— SHORT TASK —
Can you change "First" to "Initial" in the part of the data that opens with the line containing "peak-label: 9.93 — [622, 57, 631, 62]" and closes with the line containing "peak — [237, 134, 243, 139]", then write out only those lines with everything else left as it is?

___ THE INPUT ___

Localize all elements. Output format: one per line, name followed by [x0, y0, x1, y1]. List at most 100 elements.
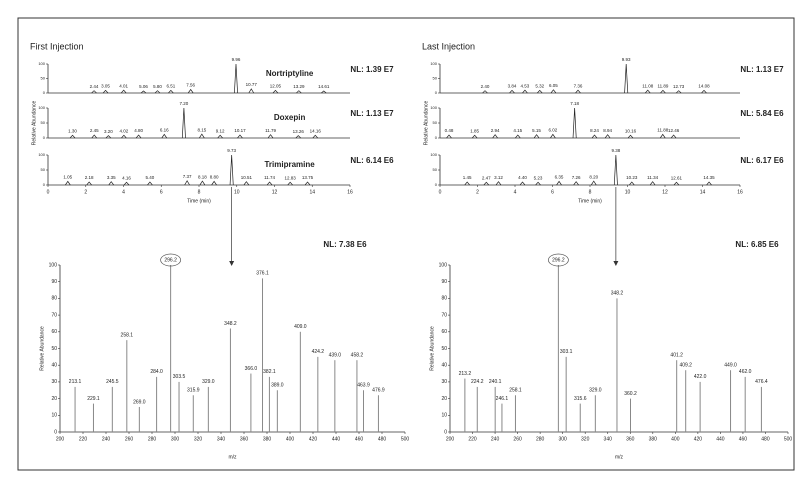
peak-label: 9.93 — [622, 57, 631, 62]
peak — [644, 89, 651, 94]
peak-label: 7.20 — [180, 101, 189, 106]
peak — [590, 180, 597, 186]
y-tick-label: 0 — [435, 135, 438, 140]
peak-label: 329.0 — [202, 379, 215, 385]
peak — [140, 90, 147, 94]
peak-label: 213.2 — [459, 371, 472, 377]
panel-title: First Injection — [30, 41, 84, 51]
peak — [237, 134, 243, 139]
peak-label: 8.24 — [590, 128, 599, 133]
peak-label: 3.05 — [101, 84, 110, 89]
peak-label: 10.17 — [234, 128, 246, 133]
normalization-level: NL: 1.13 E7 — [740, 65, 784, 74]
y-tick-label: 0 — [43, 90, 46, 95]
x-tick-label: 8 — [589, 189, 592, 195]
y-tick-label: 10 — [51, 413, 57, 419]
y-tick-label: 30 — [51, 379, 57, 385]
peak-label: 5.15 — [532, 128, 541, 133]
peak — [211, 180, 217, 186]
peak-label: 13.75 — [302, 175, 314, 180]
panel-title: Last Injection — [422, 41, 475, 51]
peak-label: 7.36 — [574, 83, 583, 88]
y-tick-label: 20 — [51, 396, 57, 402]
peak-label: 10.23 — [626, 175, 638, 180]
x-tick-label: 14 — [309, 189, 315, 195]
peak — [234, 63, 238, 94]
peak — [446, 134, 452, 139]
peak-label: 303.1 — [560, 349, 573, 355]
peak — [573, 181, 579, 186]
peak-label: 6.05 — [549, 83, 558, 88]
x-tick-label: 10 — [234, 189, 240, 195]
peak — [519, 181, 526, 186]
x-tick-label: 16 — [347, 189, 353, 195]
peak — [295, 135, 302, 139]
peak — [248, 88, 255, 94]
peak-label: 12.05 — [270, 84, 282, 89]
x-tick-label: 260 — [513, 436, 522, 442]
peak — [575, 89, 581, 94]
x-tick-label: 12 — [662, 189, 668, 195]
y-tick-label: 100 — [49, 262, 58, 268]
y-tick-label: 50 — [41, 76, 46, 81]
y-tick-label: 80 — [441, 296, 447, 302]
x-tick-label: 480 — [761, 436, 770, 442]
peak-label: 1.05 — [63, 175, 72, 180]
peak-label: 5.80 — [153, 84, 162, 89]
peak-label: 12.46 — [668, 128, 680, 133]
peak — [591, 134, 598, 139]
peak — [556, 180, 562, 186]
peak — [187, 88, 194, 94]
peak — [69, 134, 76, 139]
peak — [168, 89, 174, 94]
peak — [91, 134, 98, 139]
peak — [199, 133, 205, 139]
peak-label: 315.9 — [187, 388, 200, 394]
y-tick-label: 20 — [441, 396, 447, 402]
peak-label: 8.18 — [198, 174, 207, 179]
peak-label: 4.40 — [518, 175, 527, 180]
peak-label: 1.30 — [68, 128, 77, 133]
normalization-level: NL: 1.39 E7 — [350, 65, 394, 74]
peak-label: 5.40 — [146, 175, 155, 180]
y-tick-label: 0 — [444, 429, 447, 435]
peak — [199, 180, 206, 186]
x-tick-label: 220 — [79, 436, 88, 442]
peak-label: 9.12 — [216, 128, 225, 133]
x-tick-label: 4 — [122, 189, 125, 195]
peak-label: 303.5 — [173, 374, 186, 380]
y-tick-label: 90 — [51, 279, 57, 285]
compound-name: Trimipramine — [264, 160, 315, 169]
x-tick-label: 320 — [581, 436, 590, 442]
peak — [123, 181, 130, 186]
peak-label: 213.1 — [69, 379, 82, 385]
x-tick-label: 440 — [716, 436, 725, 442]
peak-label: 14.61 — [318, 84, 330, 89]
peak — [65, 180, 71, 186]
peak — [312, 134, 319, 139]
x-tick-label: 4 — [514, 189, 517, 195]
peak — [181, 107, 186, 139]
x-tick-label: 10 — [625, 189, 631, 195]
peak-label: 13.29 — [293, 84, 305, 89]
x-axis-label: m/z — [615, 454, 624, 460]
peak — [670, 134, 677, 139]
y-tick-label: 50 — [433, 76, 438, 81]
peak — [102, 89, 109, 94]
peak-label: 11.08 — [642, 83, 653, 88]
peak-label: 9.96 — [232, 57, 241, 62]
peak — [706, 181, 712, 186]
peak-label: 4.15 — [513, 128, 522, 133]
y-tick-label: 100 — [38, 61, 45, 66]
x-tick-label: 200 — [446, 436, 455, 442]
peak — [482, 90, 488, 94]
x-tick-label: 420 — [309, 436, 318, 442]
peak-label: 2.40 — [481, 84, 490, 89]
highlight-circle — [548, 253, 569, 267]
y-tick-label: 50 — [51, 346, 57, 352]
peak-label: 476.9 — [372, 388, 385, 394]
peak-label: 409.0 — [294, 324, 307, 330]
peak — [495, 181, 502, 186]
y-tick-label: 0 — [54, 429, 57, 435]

___

— TASK RESULT —
peak-label: 9.93 — [622, 57, 631, 62]
peak — [644, 89, 651, 94]
peak-label: 7.20 — [180, 101, 189, 106]
peak — [590, 180, 597, 186]
y-tick-label: 0 — [435, 135, 438, 140]
peak-label: 329.0 — [202, 379, 215, 385]
peak — [140, 90, 147, 94]
peak-label: 213.2 — [459, 371, 472, 377]
panel-title: Initial Injection — [30, 41, 84, 51]
peak — [237, 134, 243, 139]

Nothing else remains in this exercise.